__文档片段__:
一、目的:
功能:5*5点阵驱动,间隔2秒,循环显示数字0至9。
二、硬件:
1、最小系统ATMEGA-328P UNO
2、5*5点阵
3、220欧电阻*10
三、电路连接
点阵引脚接线
行:连接7,8,9,10,11
列:连接2,3,4,5,6
注:经过实验发现,此模块为共阴极,当行为LOW,列为HIGH时,LED点亮。
四、点阵相关知识:
共阴的,就是led的负极接在一起,靠分别控制led的正极来点亮模块或数码管
共阳的,就是led的正极接在一起,靠分别控制led的负极来点亮模块或数码管
五、实验效果
六、代码 - /*
- 日期:2013-1-10
- 功能:5*5点阵驱动,间隔2秒,显示数字0至9。
- 作者:YQ
- IDE:1.0.2
- 硬件:最小系统UNO
- */
- //定义数字0-9的字库
- const int NUM_1[5][5]={{0,0,1,0,0},{0,0,1,1,0},{0,0,1,0,0},{0,0,1,0,0},{0,1,1,1,0}};
- const int NUM_2[5][5]={{0,1,1,1,0},{0,1,0,0,0},{0,1,1,1,0},{0,0,0,1,0},{0,1,1,1,0}};
- const int NUM_3[5][5]={{0,1,1,1,0},{0,1,0,0,0},{0,1,1,1,0},{0,1,0,0,0},{0,1,1,1,0}};
- const int NUM_4[5][5]={{0,1,0,1,0},{0,1,0,1,0},{0,1,1,1,0},{0,1,0,0,0},{0,1,0,0,0}};
- const int NUM_5[5][5]={{0,1,1,1,0},{0,0,0,1,0},{0,1,1,1,0},{0,1,0,0,0},{0,1,1,1,0}};
- const int NUM_6[5][5]={{0,1,1,1,0},{0,0,0,1,0},{0,1,1,1,0},{0,1,0,1,0},{0,1,1,1,0}};
- const int NUM_7[5][5]={{0,1,1,1,0},{0,1,0,0,0},{0,0,1,0,0},{0,0,1,0,0},{0,0,1,0,0}};
- const int NUM_8[5][5]={{0,1,1,1,0},{0,1,0,1,0},{0,1,1,1,0},{0,1,0,1,0},{0,1,1,1,0}};
- const int NUM_9[5][5]={{0,1,1,1,0},{0,1,0,1,0},{0,1,1,1,0},{0,1,0,0,0},{0,1,1,1,0}};
- const int NUM_0[5][5]={{0,1,1,1,0},{0,1,0,1,0},{0,1,0,1,0},{0,1,0,1,0},{0,1,1,1,0}};
- const int col[5]={2,3,4,5,6};//定义列
- const int row[5]={7,8,9,10,11};//定义行
- //存储点阵的像素点
- int pixels[5][5];
- int lastTime;
- int flag=1;
- void setup()
- {
- for(int thisPin=0;thisPin<5;thisPin++)
- {
- pinMode(row[thisPin],OUTPUT);
- pinMode(col[thisPin],OUTPUT);
-
- digitalWrite(row[thisPin],HIGH);
- }
- lastTime=millis();
- memcpy(pixels,NUM_1,sizeof(NUM_1));
- }
- void loop()

__给定数据__:
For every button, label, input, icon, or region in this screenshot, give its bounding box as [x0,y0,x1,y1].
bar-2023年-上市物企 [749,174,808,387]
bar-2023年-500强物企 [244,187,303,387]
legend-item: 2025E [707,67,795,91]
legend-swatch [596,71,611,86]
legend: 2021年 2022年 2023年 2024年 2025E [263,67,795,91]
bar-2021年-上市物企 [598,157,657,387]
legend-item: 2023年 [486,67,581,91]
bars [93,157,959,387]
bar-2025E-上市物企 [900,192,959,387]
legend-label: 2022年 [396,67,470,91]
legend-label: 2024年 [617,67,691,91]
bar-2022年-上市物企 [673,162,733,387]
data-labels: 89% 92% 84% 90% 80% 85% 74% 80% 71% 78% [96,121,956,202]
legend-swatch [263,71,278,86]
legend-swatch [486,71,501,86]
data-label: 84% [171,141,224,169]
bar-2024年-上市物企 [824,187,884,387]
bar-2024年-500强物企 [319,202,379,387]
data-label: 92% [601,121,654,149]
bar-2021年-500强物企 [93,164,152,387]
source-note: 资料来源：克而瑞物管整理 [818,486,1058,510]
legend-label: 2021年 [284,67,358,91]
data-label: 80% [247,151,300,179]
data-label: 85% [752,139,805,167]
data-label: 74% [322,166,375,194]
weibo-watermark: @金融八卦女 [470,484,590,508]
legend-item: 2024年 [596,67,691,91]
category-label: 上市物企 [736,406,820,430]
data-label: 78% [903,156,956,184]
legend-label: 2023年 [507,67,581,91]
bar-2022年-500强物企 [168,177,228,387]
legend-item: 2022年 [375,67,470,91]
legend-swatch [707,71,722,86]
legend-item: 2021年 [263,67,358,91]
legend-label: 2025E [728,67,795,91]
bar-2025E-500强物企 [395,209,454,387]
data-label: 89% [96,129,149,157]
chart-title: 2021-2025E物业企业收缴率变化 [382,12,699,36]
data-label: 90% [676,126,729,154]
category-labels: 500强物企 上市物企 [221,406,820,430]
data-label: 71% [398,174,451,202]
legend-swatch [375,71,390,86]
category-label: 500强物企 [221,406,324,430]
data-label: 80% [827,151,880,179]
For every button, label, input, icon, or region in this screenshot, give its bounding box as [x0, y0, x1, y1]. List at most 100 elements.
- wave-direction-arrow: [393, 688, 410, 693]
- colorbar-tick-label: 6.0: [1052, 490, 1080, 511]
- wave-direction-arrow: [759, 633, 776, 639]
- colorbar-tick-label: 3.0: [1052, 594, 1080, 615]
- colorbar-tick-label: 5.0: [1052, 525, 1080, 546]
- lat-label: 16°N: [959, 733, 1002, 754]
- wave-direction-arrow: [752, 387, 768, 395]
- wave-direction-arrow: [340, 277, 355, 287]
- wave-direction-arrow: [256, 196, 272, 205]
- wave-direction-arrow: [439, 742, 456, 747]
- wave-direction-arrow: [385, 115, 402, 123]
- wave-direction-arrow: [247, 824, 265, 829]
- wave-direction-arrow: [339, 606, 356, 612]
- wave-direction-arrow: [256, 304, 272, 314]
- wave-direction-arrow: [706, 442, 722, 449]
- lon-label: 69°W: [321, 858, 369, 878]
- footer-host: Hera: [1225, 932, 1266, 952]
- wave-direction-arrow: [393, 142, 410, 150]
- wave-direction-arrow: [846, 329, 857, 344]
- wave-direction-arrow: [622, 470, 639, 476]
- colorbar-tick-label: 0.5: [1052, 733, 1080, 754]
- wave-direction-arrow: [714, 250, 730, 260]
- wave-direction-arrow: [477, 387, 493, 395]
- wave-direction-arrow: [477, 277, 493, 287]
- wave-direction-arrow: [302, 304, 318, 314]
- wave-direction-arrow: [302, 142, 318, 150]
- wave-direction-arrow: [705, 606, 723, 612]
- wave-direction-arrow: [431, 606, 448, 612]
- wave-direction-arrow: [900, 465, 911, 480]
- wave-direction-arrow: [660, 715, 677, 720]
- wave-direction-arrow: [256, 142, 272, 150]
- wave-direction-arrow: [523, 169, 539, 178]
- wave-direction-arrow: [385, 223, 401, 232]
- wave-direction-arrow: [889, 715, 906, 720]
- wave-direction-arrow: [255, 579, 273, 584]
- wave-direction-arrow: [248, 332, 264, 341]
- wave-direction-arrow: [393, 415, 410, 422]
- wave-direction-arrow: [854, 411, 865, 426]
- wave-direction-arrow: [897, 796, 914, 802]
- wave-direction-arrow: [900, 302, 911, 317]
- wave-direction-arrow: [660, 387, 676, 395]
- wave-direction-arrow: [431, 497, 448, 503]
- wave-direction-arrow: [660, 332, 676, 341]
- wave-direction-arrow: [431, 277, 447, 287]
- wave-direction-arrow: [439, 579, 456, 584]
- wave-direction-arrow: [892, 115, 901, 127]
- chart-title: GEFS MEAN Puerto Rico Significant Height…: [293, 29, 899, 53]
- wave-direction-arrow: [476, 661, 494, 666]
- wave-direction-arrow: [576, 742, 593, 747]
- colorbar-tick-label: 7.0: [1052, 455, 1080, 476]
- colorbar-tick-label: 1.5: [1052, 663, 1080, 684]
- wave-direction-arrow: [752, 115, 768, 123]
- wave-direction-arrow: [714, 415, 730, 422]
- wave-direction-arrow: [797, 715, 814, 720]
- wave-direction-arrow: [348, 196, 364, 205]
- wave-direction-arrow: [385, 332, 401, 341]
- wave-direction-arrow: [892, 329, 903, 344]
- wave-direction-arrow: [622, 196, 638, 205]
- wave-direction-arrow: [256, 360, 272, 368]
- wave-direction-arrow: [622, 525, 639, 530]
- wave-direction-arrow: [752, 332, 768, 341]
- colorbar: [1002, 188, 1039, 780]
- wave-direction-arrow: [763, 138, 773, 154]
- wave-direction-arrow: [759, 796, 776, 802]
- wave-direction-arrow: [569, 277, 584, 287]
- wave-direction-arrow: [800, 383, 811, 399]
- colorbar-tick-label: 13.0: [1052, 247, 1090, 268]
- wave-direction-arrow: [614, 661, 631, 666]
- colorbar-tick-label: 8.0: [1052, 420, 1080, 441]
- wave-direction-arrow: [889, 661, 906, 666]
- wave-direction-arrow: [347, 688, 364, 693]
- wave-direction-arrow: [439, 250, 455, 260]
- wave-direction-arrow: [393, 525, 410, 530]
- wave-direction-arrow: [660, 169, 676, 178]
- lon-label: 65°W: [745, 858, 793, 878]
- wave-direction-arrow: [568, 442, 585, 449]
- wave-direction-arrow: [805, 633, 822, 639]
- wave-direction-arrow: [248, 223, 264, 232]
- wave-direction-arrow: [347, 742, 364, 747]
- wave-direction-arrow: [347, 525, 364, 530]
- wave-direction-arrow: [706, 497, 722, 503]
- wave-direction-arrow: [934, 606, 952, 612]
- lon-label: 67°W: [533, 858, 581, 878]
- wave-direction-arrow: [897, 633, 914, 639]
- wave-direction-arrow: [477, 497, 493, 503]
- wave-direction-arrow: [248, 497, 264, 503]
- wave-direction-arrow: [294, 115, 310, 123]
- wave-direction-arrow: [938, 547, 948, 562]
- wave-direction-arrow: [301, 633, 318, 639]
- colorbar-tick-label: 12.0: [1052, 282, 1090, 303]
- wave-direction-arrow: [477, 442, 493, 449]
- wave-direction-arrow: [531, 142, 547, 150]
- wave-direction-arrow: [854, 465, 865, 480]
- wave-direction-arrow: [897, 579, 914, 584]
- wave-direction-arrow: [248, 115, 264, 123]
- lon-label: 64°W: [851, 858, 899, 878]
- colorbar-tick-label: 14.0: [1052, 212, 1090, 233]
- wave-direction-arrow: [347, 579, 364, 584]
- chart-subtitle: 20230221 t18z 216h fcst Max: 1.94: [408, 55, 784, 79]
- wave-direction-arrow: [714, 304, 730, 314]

__练习要求__:
**a)** 请用两句话概括关于5*5点阵驱动的文档片段。
**b)** 根据关于5*5点阵驱动的文档片段，共阴极的模块靠什么来点亮？
**c)** 请从关于5*5点阵驱动的文档片段的最后一行之后接着写下去。

__参考答案__:
**a)** 该文档片段介绍用最小系统ATMEGA-328P UNO和十个220欧电阻驱动5*5点阵，每隔2秒循环显示数字0至9。点阵的行连接7、8、9、10、11，列连接2、3、4、5、6；实验发现该模块为共阴极，行为LOW、列为HIGH时LED点亮。

**b)** LED的负极接在一起，靠分别控制LED的正极来点亮。

**c)**
- {
- refreshScreen();
- int currentTime=millis();
-
- //间隔2秒,循环将0-9的字库装入点阵的像素中
- if(currentTime-lastTime==2000)
- {
- switch(flag%10)
- {
- case 0:
- memcpy(pixels,NUM_0,sizeof(NUM_0));
- break;
- case 1:
- memcpy(pixels,NUM_1,sizeof(NUM_1));
- break;
- case 2:
- memcpy(pixels,NUM_2,sizeof(NUM_2));
- break;
- case 3:
- memcpy(pixels,NUM_3,sizeof(NUM_3));
- break;
- case 4:
- memcpy(pixels,NUM_4,sizeof(NUM_4));
- break;
- case 5:
- memcpy(pixels,NUM_5,sizeof(NUM_5));
- break;
- case 6:
- memcpy(pixels,NUM_6,sizeof(NUM_6));
- break;
- case 7:
- memcpy(pixels,NUM_7,sizeof(NUM_7));
- break;
- case 8:
- memcpy(pixels,NUM_8,sizeof(NUM_8));
- break;
- case 9:
- memcpy(pixels,NUM_9,sizeof(NUM_9));
- break;
- default:break;
- }
- lastTime=currentTime;
- flag++;
- }
- }
- //根据pixels内容不停刷新点阵
- void refreshScreen()
- {
- for(int i=0;i<5;i++)
- {
- digitalWrite(row[i] , LOW);
- for(int j=0;j<5;j++)
- {
- int thisPixels = pixels[i][j];
- digitalWrite(col[j] , thisPixels);
- if(thisPixels==HIGH)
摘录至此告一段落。